YOUR INSTRUCTIONS >> Write the entries below out again exactly; any picture in them stays out.

(Dataset items)
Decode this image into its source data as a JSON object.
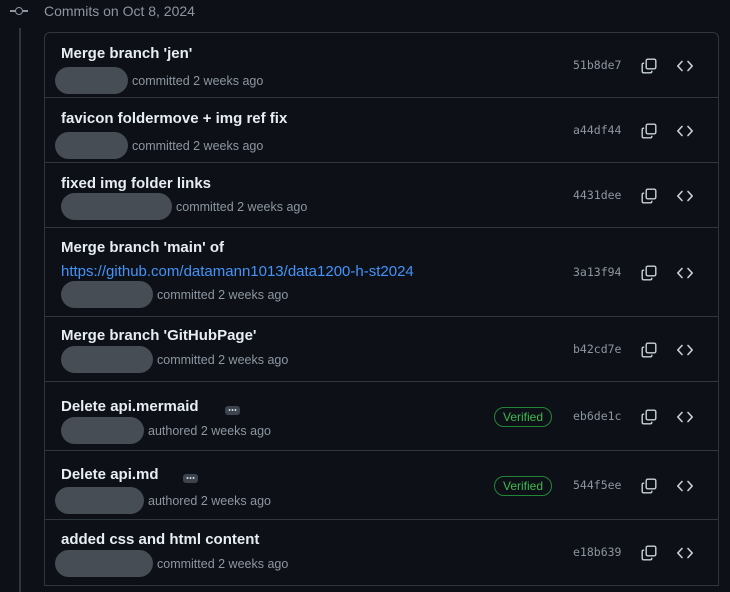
{
  "group": {
    "title": "Commits on Oct 8, 2024",
    "icon": "git-commit-icon"
  },
  "commits": [
    {
      "title": "Merge branch 'jen'",
      "action": "committed 2 weeks ago",
      "sha": "51b8de7",
      "verified": false,
      "link": null
    },
    {
      "title": "favicon foldermove + img ref fix",
      "action": "committed 2 weeks ago",
      "sha": "a44df44",
      "verified": false,
      "link": null
    },
    {
      "title": "fixed img folder links",
      "action": "committed 2 weeks ago",
      "sha": "4431dee",
      "verified": false,
      "link": null
    },
    {
      "title": "Merge branch 'main' of",
      "action": "committed 2 weeks ago",
      "sha": "3a13f94",
      "verified": false,
      "link": "https://github.com/datamann1013/data1200-h-st2024"
    },
    {
      "title": "Merge branch 'GitHubPage'",
      "action": "committed 2 weeks ago",
      "sha": "b42cd7e",
      "verified": false,
      "link": null
    },
    {
      "title": "Delete api.mermaid",
      "action": "authored 2 weeks ago",
      "sha": "eb6de1c",
      "verified": true,
      "link": null
    },
    {
      "title": "Delete api.md",
      "action": "authored 2 weeks ago",
      "sha": "544f5ee",
      "verified": true,
      "link": null
    },
    {
      "title": "added css and html content",
      "action": "committed 2 weeks ago",
      "sha": "e18b639",
      "verified": false,
      "link": null
    }
  ],
  "badge_label": "Verified",
  "icons": {
    "copy": "copy-icon",
    "browse": "code-icon",
    "more": "ellipsis-icon"
  },
  "colors": {
    "background": "#0d1117",
    "border": "#30363d",
    "link": "#4493f8",
    "verified": "#3fb950",
    "muted": "#8d96a0"
  }
}
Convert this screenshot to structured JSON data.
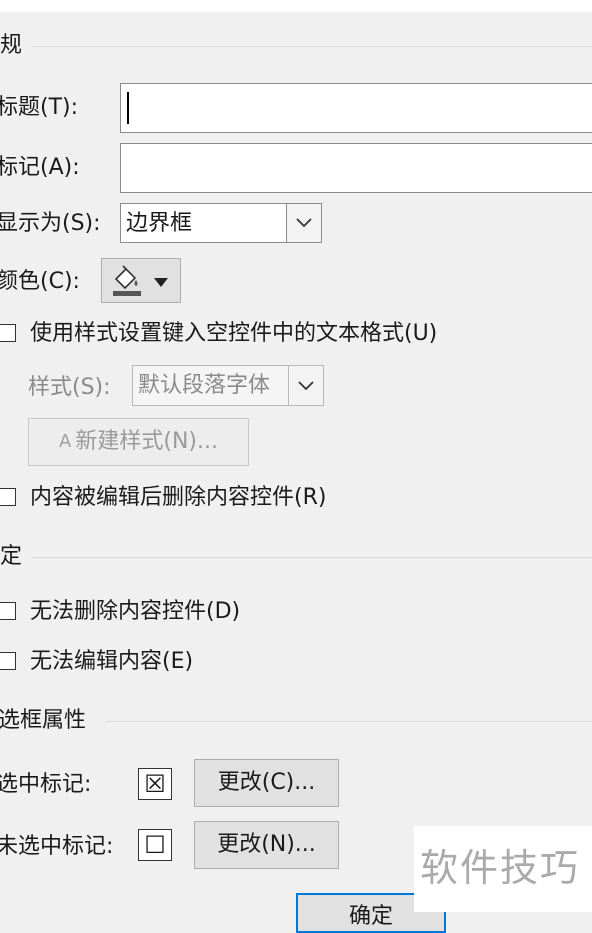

PROBLEM SOLUTION >>
Decode this image into its source data as a JSON object.
{
  "group": {
    "title": "Commits on Oct 8, 2024",
    "icon": "git-commit-icon"
  },
  "commits": [
    {
      "title": "Merge branch 'jen'",
      "action": "committed 2 weeks ago",
      "sha": "51b8de7",
      "verified": false,
      "link": null
    },
    {
      "title": "favicon foldermove + img ref fix",
      "action": "committed 2 weeks ago",
      "sha": "a44df44",
      "verified": false,
      "link": null
    },
    {
      "title": "fixed img folder links",
      "action": "committed 2 weeks ago",
      "sha": "4431dee",
      "verified": false,
      "link": null
    },
    {
      "title": "Merge branch 'main' of",
      "action": "committed 2 weeks ago",
      "sha": "3a13f94",
      "verified": false,
      "link": "https://github.com/datamann1013/data1200-h-st2024"
    },
    {
      "title": "Merge branch 'GitHubPage'",
      "action": "committed 2 weeks ago",
      "sha": "b42cd7e",
      "verified": false,
      "link": null
    },
    {
      "title": "Delete api.mermaid",
      "action": "authored 2 weeks ago",
      "sha": "eb6de1c",
      "verified": true,
      "link": null
    },
    {
      "title": "Delete api.md",
      "action": "authored 2 weeks ago",
      "sha": "544f5ee",
      "verified": true,
      "link": null
    },
    {
      "title": "added css and html content",
      "action": "committed 2 weeks ago",
      "sha": "e18b639",
      "verified": false,
      "link": null
    }
  ],
  "badge_label": "Verified",
  "icons": {
    "copy": "copy-icon",
    "browse": "code-icon",
    "more": "ellipsis-icon"
  },
  "colors": {
    "background": "#0d1117",
    "border": "#30363d",
    "link": "#4493f8",
    "verified": "#3fb950",
    "muted": "#8d96a0"
  }
}
Convert this screenshot to structured JSON data.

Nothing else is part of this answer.